Records for the task ::

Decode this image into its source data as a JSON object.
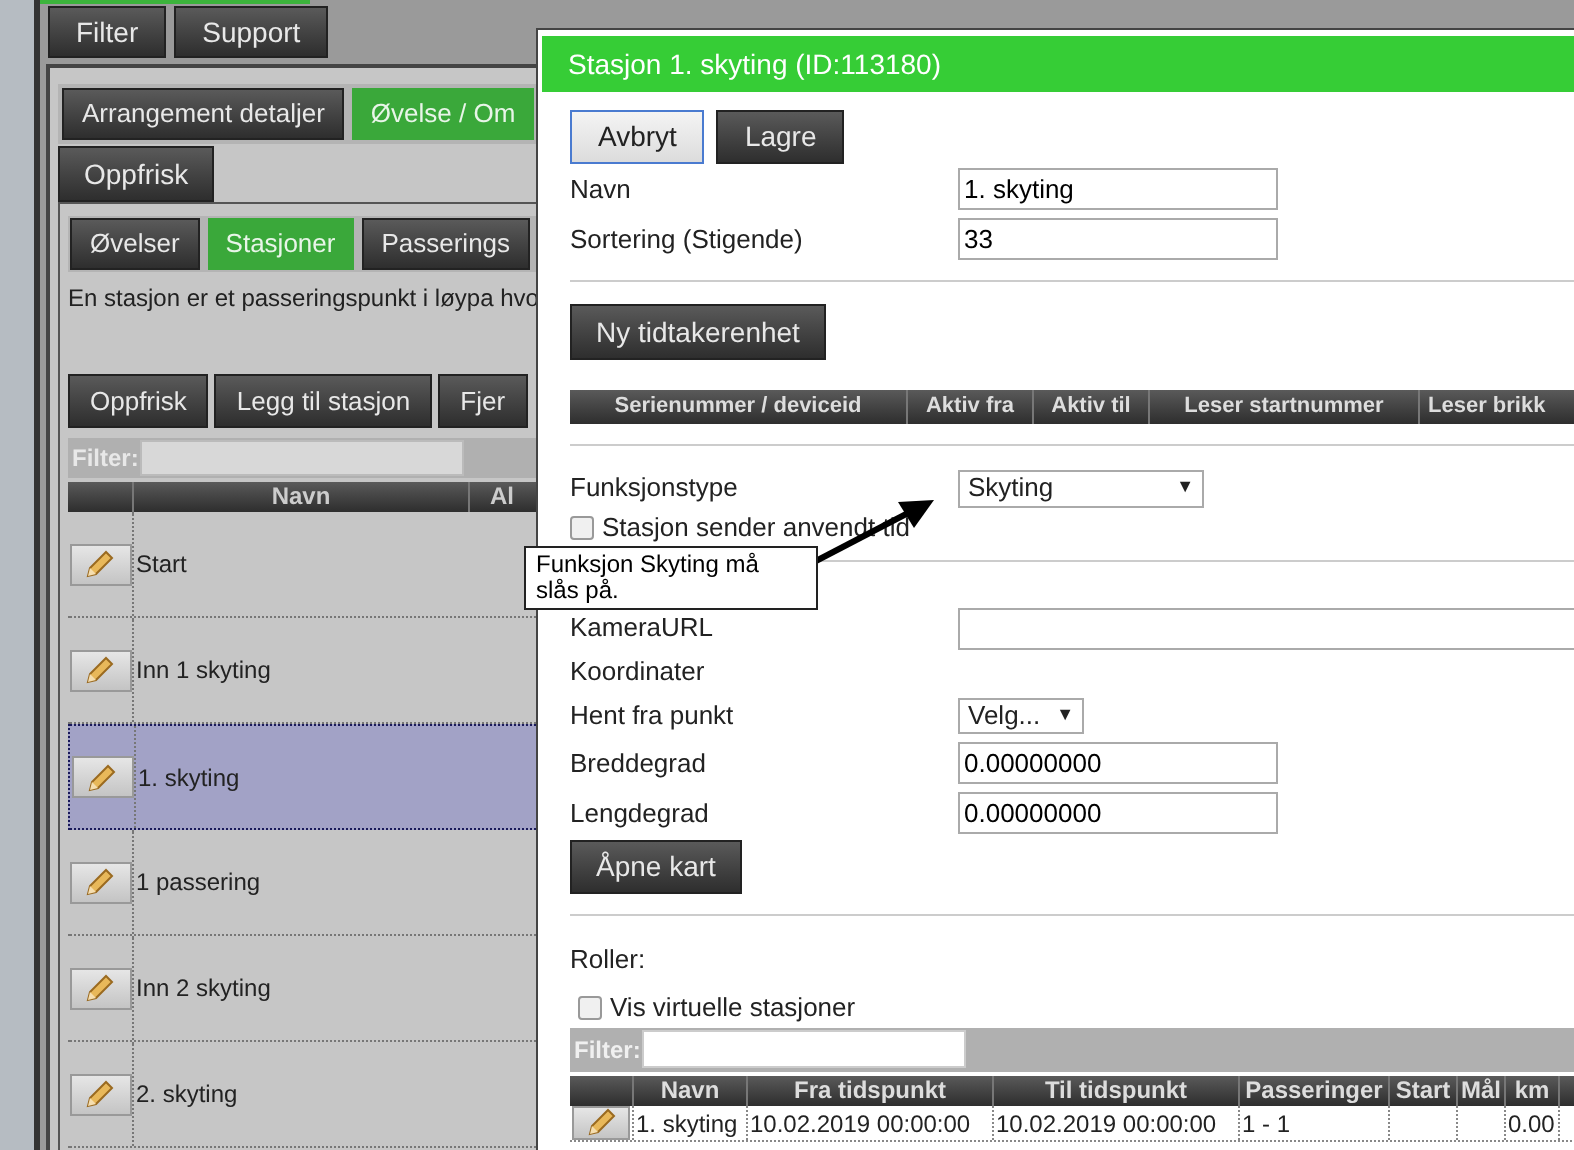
{
  "top_buttons": [
    {
      "label": "Filter"
    },
    {
      "label": "Support"
    }
  ],
  "main_tabs": [
    {
      "label": "Arrangement detaljer",
      "selected": false
    },
    {
      "label": "Øvelse / Om",
      "selected": true
    }
  ],
  "refresh_tab": "Oppfrisk",
  "sub_tabs": [
    {
      "label": "Øvelser",
      "selected": false
    },
    {
      "label": "Stasjoner",
      "selected": true
    },
    {
      "label": "Passerings",
      "selected": false
    }
  ],
  "description": "En stasjon er et passeringspunkt i løypa hvo",
  "toolbar": [
    "Oppfrisk",
    "Legg til stasjon",
    "Fjer"
  ],
  "filter_label": "Filter:",
  "stations_table": {
    "columns": [
      "Navn",
      "Al"
    ],
    "rows": [
      {
        "name": "Start",
        "selected": false
      },
      {
        "name": "Inn 1 skyting",
        "selected": false
      },
      {
        "name": "1. skyting",
        "selected": true
      },
      {
        "name": "1 passering",
        "selected": false
      },
      {
        "name": "Inn 2 skyting",
        "selected": false
      },
      {
        "name": "2. skyting",
        "selected": false
      }
    ]
  },
  "dialog": {
    "title": "Stasjon 1. skyting (ID:113180)",
    "buttons": [
      {
        "label": "Avbryt",
        "kind": "light"
      },
      {
        "label": "Lagre",
        "kind": "dark"
      }
    ],
    "fields": [
      {
        "label": "Navn",
        "value": "1. skyting"
      },
      {
        "label": "Sortering (Stigende)",
        "value": "33"
      }
    ],
    "new_device_button": "Ny tidtakerenhet",
    "device_columns": [
      "Serienummer / deviceid",
      "Aktiv fra",
      "Aktiv til",
      "Leser startnummer",
      "Leser brikk"
    ],
    "function_label": "Funksjonstype",
    "function_value": "Skyting",
    "sends_time": {
      "label": "Stasjon sender anvendt tid",
      "checked": false
    },
    "camera_label": "KameraURL",
    "coordinates_label": "Koordinater",
    "fetch_label": "Hent fra punkt",
    "fetch_value": "Velg...",
    "coords": [
      {
        "label": "Breddegrad",
        "value": "0.00000000"
      },
      {
        "label": "Lengdegrad",
        "value": "0.00000000"
      }
    ],
    "map_button": "Åpne kart",
    "roles_label": "Roller:",
    "virtual": {
      "label": "Vis virtuelle stasjoner",
      "checked": false
    },
    "filter_label": "Filter:",
    "roles_columns": [
      "Navn",
      "Fra tidspunkt",
      "Til tidspunkt",
      "Passeringer",
      "Start",
      "Mål",
      "km"
    ],
    "roles_rows": [
      [
        "1. skyting",
        "10.02.2019 00:00:00",
        "10.02.2019 00:00:00",
        "1 - 1",
        "",
        "",
        "0.00"
      ]
    ]
  },
  "callout": {
    "text": "Funksjon Skyting må slås på."
  },
  "caret": "▼"
}
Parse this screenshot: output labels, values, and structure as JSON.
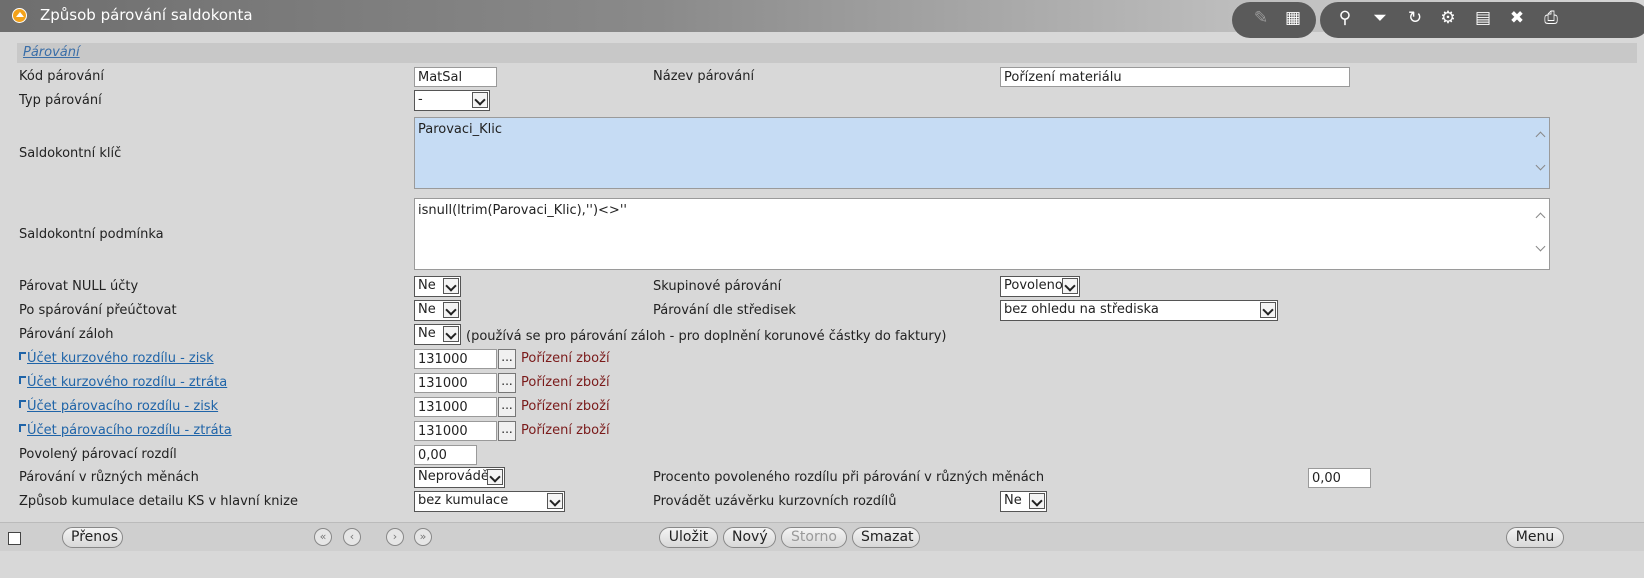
{
  "window": {
    "title": "Způsob párování saldokonta"
  },
  "toolbar": [
    {
      "name": "edit-icon",
      "glyph": "✎",
      "dim": true
    },
    {
      "name": "table-icon",
      "glyph": "▦",
      "dim": false
    },
    {
      "name": "search-icon",
      "glyph": "⚲",
      "dim": false
    },
    {
      "name": "filter-icon",
      "glyph": "⏷",
      "dim": false
    },
    {
      "name": "refresh-icon",
      "glyph": "↻",
      "dim": false
    },
    {
      "name": "user-settings-icon",
      "glyph": "⚙",
      "dim": false
    },
    {
      "name": "document-icon",
      "glyph": "▤",
      "dim": false
    },
    {
      "name": "excel-icon",
      "glyph": "✖",
      "dim": false
    },
    {
      "name": "print-icon",
      "glyph": "⎙",
      "dim": false
    }
  ],
  "section": {
    "label": "Párování"
  },
  "form": {
    "kod_label": "Kód párování",
    "kod_value": "MatSal",
    "nazev_label": "Název párování",
    "nazev_value": "Pořízení materiálu",
    "typ_label": "Typ párování",
    "typ_value": "-",
    "klic_label": "Saldokontní klíč",
    "klic_value": "Parovaci_Klic",
    "podminka_label": "Saldokontní podmínka",
    "podminka_value": "isnull(ltrim(Parovaci_Klic),'')<>''",
    "null_label": "Párovat NULL účty",
    "null_value": "Ne",
    "skup_label": "Skupinové párování",
    "skup_value": "Povoleno",
    "preuct_label": "Po spárování přeúčtovat",
    "preuct_value": "Ne",
    "stred_label": "Párování dle středisek",
    "stred_value": "bez ohledu na střediska",
    "zaloh_label": "Párování záloh",
    "zaloh_value": "Ne",
    "zaloh_note": "(používá se pro párování záloh - pro doplnění korunové částky do faktury)",
    "accounts": [
      {
        "label": "Účet kurzového rozdílu - zisk",
        "value": "131000",
        "name": "Pořízení zboží"
      },
      {
        "label": "Účet kurzového rozdílu - ztráta",
        "value": "131000",
        "name": "Pořízení zboží"
      },
      {
        "label": "Účet párovacího rozdílu - zisk",
        "value": "131000",
        "name": "Pořízení zboží"
      },
      {
        "label": "Účet párovacího rozdílu - ztráta",
        "value": "131000",
        "name": "Pořízení zboží"
      }
    ],
    "povol_label": "Povolený párovací rozdíl",
    "povol_value": "0,00",
    "meny_label": "Párování v různých měnách",
    "meny_value": "Neprovádět",
    "procento_label": "Procento povoleného rozdílu při párování v různých měnách",
    "procento_value": "0,00",
    "kumul_label": "Způsob kumulace detailu KS v hlavní knize",
    "kumul_value": "bez kumulace",
    "uzav_label": "Provádět uzávěrku kurzovních rozdílů",
    "uzav_value": "Ne",
    "dots": "..."
  },
  "bottom": {
    "prenos": "Přenos",
    "ulozit": "Uložit",
    "novy": "Nový",
    "storno": "Storno",
    "smazat": "Smazat",
    "menu": "Menu",
    "nav": [
      "«",
      "‹",
      "›",
      "»"
    ]
  }
}
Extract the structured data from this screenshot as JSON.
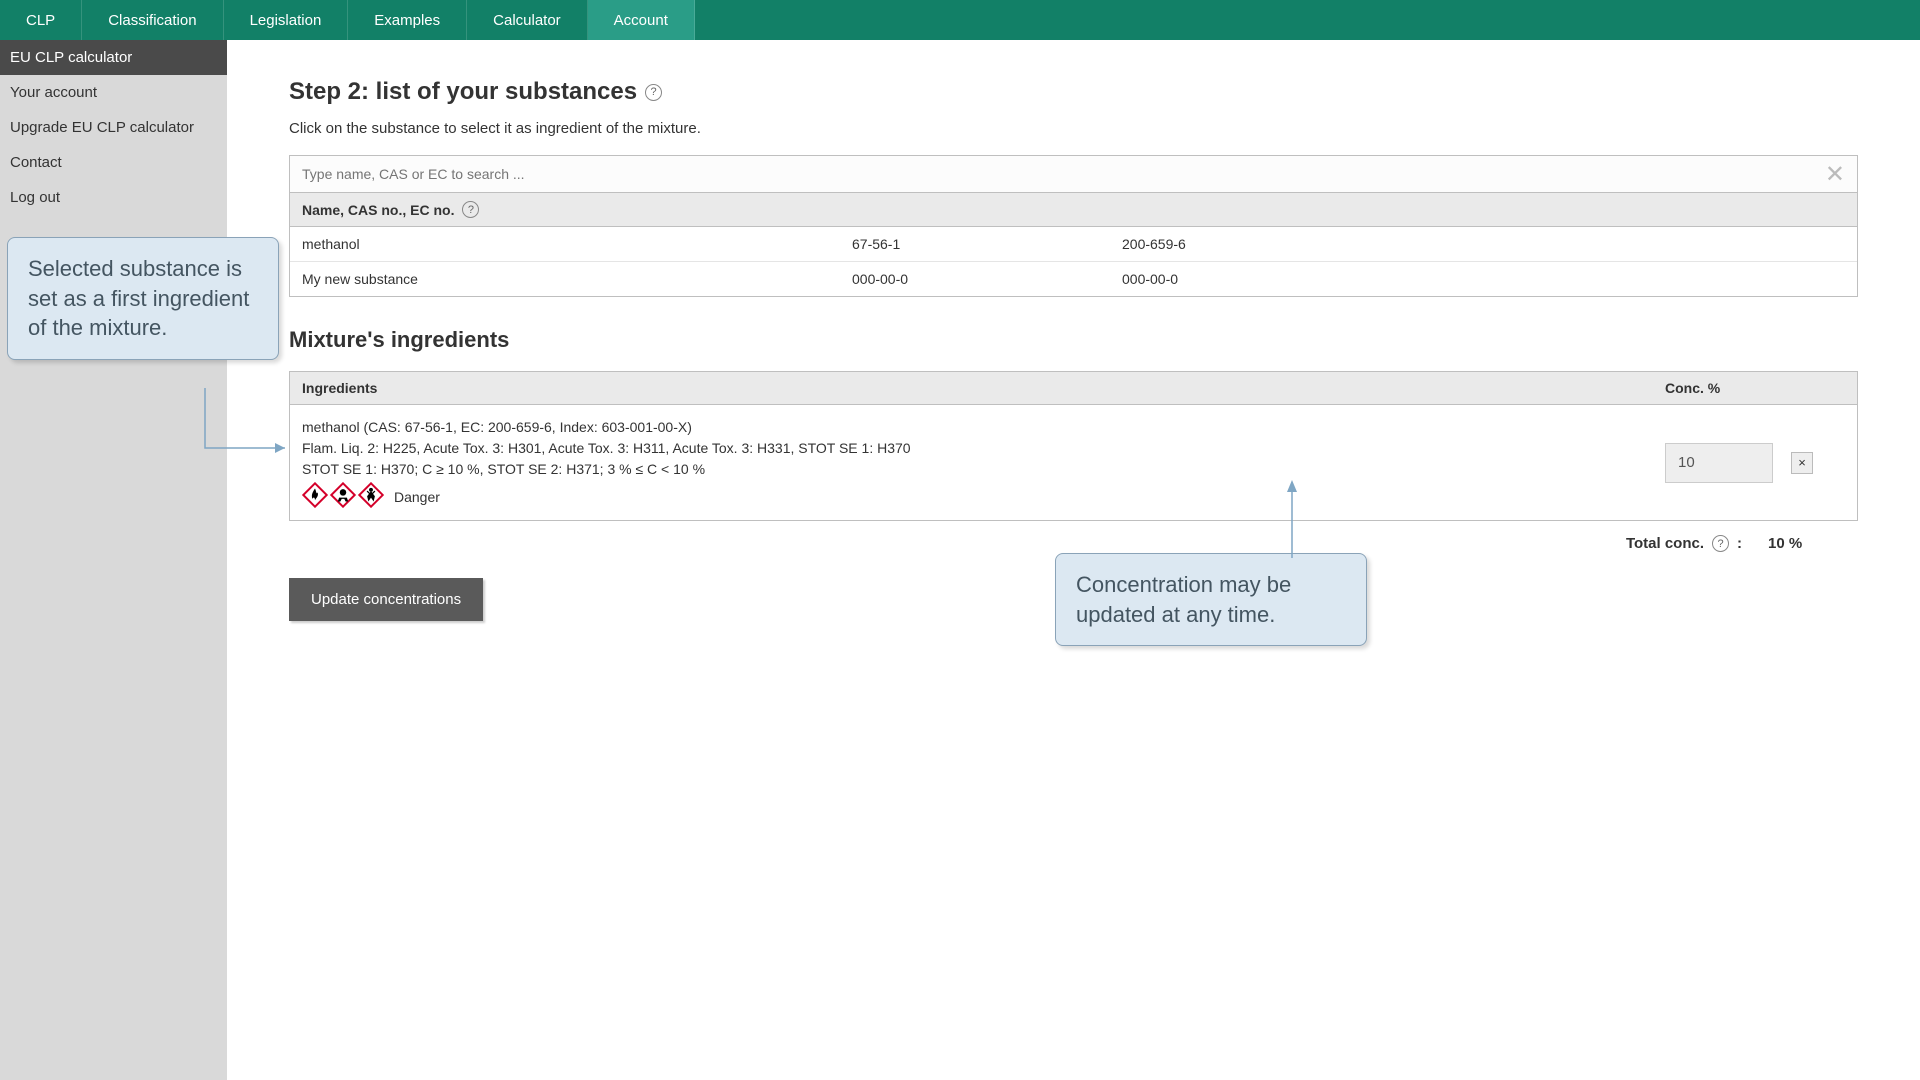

Instructions for the task ::
Report each line of the material above where the word "title" appears.

The output ::
    "title": "Stasjon 1. skyting (ID:113180)",
    "title": "Způsob párování saldokonta"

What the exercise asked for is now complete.